Direction: Print out each entry below exactly, please.

Information given:
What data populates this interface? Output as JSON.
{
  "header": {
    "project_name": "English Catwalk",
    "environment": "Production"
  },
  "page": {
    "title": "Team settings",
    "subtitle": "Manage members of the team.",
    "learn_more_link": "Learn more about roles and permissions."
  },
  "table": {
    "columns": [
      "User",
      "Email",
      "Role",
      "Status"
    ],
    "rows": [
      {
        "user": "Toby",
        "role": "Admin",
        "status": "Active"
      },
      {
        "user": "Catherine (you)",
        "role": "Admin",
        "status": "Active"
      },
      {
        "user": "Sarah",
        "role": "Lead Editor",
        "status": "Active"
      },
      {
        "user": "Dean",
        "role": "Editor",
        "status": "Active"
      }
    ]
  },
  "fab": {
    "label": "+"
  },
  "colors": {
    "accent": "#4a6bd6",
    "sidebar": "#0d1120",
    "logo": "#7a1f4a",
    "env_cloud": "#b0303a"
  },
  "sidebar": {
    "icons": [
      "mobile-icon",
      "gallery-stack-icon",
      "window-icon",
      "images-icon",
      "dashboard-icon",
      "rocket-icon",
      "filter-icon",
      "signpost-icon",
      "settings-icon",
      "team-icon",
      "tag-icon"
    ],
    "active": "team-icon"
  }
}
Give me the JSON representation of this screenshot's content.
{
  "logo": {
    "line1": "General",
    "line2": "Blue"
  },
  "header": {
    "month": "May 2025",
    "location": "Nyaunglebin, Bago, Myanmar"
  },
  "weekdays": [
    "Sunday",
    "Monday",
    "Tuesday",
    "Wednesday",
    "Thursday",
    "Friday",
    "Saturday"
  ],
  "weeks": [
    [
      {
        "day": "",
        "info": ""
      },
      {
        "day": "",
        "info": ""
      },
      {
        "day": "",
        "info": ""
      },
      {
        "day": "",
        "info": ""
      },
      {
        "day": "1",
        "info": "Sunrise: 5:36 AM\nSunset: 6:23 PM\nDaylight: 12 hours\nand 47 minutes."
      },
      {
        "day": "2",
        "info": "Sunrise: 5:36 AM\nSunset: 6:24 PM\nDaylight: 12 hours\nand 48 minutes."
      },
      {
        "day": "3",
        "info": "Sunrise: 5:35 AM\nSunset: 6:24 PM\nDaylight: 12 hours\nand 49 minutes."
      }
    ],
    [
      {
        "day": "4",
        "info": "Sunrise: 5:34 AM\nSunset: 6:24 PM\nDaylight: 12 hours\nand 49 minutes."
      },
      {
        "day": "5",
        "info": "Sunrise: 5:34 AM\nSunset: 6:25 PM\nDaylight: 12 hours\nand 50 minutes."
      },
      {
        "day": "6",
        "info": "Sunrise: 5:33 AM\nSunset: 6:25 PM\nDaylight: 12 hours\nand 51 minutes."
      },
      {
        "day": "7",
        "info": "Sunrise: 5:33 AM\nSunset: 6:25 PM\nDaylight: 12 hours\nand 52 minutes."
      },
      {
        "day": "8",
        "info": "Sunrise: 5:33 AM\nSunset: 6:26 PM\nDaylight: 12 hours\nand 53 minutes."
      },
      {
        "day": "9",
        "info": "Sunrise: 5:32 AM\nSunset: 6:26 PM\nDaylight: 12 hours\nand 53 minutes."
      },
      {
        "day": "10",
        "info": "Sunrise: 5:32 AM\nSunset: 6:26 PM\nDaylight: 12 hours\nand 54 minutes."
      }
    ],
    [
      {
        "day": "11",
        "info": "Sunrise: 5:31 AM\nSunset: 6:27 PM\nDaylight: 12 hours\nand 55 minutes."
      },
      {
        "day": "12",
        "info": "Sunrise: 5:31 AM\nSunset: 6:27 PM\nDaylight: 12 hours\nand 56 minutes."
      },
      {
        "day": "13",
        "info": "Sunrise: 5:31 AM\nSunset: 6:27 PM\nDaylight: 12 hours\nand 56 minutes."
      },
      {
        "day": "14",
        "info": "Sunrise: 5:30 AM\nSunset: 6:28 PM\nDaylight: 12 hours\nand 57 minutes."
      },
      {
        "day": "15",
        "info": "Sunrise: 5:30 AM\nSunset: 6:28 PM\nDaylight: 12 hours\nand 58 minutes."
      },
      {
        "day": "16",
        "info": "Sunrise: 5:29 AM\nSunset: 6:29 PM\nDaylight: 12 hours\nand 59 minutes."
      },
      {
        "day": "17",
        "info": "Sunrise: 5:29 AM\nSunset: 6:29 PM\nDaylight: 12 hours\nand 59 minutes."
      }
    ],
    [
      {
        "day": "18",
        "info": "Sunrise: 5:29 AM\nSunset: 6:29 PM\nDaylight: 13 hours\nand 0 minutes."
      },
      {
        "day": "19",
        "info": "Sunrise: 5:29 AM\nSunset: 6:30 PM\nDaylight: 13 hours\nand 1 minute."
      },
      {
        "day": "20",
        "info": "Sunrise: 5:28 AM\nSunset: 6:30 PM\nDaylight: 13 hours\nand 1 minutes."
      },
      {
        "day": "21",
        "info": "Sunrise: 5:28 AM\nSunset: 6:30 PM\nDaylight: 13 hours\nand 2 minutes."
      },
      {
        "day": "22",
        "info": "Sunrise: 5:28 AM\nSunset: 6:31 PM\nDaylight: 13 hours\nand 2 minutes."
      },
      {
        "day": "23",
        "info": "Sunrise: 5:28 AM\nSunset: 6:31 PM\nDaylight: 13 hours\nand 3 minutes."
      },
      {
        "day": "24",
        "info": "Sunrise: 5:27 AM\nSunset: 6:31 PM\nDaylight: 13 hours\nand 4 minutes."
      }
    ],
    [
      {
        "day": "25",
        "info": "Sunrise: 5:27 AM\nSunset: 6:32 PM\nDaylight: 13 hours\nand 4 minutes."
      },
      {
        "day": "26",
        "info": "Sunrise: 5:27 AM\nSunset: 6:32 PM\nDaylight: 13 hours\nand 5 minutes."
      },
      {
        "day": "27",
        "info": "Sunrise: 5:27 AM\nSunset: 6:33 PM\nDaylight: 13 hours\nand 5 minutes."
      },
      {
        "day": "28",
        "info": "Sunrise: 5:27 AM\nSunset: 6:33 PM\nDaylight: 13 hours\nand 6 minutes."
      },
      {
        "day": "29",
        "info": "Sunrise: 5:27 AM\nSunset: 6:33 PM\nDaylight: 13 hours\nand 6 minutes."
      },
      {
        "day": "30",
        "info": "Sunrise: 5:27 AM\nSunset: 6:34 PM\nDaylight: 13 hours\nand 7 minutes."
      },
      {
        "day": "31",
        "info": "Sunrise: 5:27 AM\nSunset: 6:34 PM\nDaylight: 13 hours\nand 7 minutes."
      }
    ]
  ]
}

Written response:
What data populates this interface? Output as JSON.
{
  "header": {
    "project_name": "English Catwalk",
    "environment": "Production"
  },
  "page": {
    "title": "Team settings",
    "subtitle": "Manage members of the team.",
    "learn_more_link": "Learn more about roles and permissions."
  },
  "table": {
    "columns": [
      "User",
      "Email",
      "Role",
      "Status"
    ],
    "rows": [
      {
        "user": "Toby",
        "role": "Admin",
        "status": "Active"
      },
      {
        "user": "Catherine (you)",
        "role": "Admin",
        "status": "Active"
      },
      {
        "user": "Sarah",
        "role": "Lead Editor",
        "status": "Active"
      },
      {
        "user": "Dean",
        "role": "Editor",
        "status": "Active"
      }
    ]
  },
  "fab": {
    "label": "+"
  },
  "colors": {
    "accent": "#4a6bd6",
    "sidebar": "#0d1120",
    "logo": "#7a1f4a",
    "env_cloud": "#b0303a"
  },
  "sidebar": {
    "icons": [
      "mobile-icon",
      "gallery-stack-icon",
      "window-icon",
      "images-icon",
      "dashboard-icon",
      "rocket-icon",
      "filter-icon",
      "signpost-icon",
      "settings-icon",
      "team-icon",
      "tag-icon"
    ],
    "active": "team-icon"
  }
}
Give me the JSON representation of this screenshot's content.
{
  "logo": {
    "line1": "General",
    "line2": "Blue"
  },
  "header": {
    "month": "May 2025",
    "location": "Nyaunglebin, Bago, Myanmar"
  },
  "weekdays": [
    "Sunday",
    "Monday",
    "Tuesday",
    "Wednesday",
    "Thursday",
    "Friday",
    "Saturday"
  ],
  "weeks": [
    [
      {
        "day": "",
        "info": ""
      },
      {
        "day": "",
        "info": ""
      },
      {
        "day": "",
        "info": ""
      },
      {
        "day": "",
        "info": ""
      },
      {
        "day": "1",
        "info": "Sunrise: 5:36 AM\nSunset: 6:23 PM\nDaylight: 12 hours\nand 47 minutes."
      },
      {
        "day": "2",
        "info": "Sunrise: 5:36 AM\nSunset: 6:24 PM\nDaylight: 12 hours\nand 48 minutes."
      },
      {
        "day": "3",
        "info": "Sunrise: 5:35 AM\nSunset: 6:24 PM\nDaylight: 12 hours\nand 49 minutes."
      }
    ],
    [
      {
        "day": "4",
        "info": "Sunrise: 5:34 AM\nSunset: 6:24 PM\nDaylight: 12 hours\nand 49 minutes."
      },
      {
        "day": "5",
        "info": "Sunrise: 5:34 AM\nSunset: 6:25 PM\nDaylight: 12 hours\nand 50 minutes."
      },
      {
        "day": "6",
        "info": "Sunrise: 5:33 AM\nSunset: 6:25 PM\nDaylight: 12 hours\nand 51 minutes."
      },
      {
        "day": "7",
        "info": "Sunrise: 5:33 AM\nSunset: 6:25 PM\nDaylight: 12 hours\nand 52 minutes."
      },
      {
        "day": "8",
        "info": "Sunrise: 5:33 AM\nSunset: 6:26 PM\nDaylight: 12 hours\nand 53 minutes."
      },
      {
        "day": "9",
        "info": "Sunrise: 5:32 AM\nSunset: 6:26 PM\nDaylight: 12 hours\nand 53 minutes."
      },
      {
        "day": "10",
        "info": "Sunrise: 5:32 AM\nSunset: 6:26 PM\nDaylight: 12 hours\nand 54 minutes."
      }
    ],
    [
      {
        "day": "11",
        "info": "Sunrise: 5:31 AM\nSunset: 6:27 PM\nDaylight: 12 hours\nand 55 minutes."
      },
      {
        "day": "12",
        "info": "Sunrise: 5:31 AM\nSunset: 6:27 PM\nDaylight: 12 hours\nand 56 minutes."
      },
      {
        "day": "13",
        "info": "Sunrise: 5:31 AM\nSunset: 6:27 PM\nDaylight: 12 hours\nand 56 minutes."
      },
      {
        "day": "14",
        "info": "Sunrise: 5:30 AM\nSunset: 6:28 PM\nDaylight: 12 hours\nand 57 minutes."
      },
      {
        "day": "15",
        "info": "Sunrise: 5:30 AM\nSunset: 6:28 PM\nDaylight: 12 hours\nand 58 minutes."
      },
      {
        "day": "16",
        "info": "Sunrise: 5:29 AM\nSunset: 6:29 PM\nDaylight: 12 hours\nand 59 minutes."
      },
      {
        "day": "17",
        "info": "Sunrise: 5:29 AM\nSunset: 6:29 PM\nDaylight: 12 hours\nand 59 minutes."
      }
    ],
    [
      {
        "day": "18",
        "info": "Sunrise: 5:29 AM\nSunset: 6:29 PM\nDaylight: 13 hours\nand 0 minutes."
      },
      {
        "day": "19",
        "info": "Sunrise: 5:29 AM\nSunset: 6:30 PM\nDaylight: 13 hours\nand 1 minute."
      },
      {
        "day": "20",
        "info": "Sunrise: 5:28 AM\nSunset: 6:30 PM\nDaylight: 13 hours\nand 1 minutes."
      },
      {
        "day": "21",
        "info": "Sunrise: 5:28 AM\nSunset: 6:30 PM\nDaylight: 13 hours\nand 2 minutes."
      },
      {
        "day": "22",
        "info": "Sunrise: 5:28 AM\nSunset: 6:31 PM\nDaylight: 13 hours\nand 2 minutes."
      },
      {
        "day": "23",
        "info": "Sunrise: 5:28 AM\nSunset: 6:31 PM\nDaylight: 13 hours\nand 3 minutes."
      },
      {
        "day": "24",
        "info": "Sunrise: 5:27 AM\nSunset: 6:31 PM\nDaylight: 13 hours\nand 4 minutes."
      }
    ],
    [
      {
        "day": "25",
        "info": "Sunrise: 5:27 AM\nSunset: 6:32 PM\nDaylight: 13 hours\nand 4 minutes."
      },
      {
        "day": "26",
        "info": "Sunrise: 5:27 AM\nSunset: 6:32 PM\nDaylight: 13 hours\nand 5 minutes."
      },
      {
        "day": "27",
        "info": "Sunrise: 5:27 AM\nSunset: 6:33 PM\nDaylight: 13 hours\nand 5 minutes."
      },
      {
        "day": "28",
        "info": "Sunrise: 5:27 AM\nSunset: 6:33 PM\nDaylight: 13 hours\nand 6 minutes."
      },
      {
        "day": "29",
        "info": "Sunrise: 5:27 AM\nSunset: 6:33 PM\nDaylight: 13 hours\nand 6 minutes."
      },
      {
        "day": "30",
        "info": "Sunrise: 5:27 AM\nSunset: 6:34 PM\nDaylight: 13 hours\nand 7 minutes."
      },
      {
        "day": "31",
        "info": "Sunrise: 5:27 AM\nSunset: 6:34 PM\nDaylight: 13 hours\nand 7 minutes."
      }
    ]
  ]
}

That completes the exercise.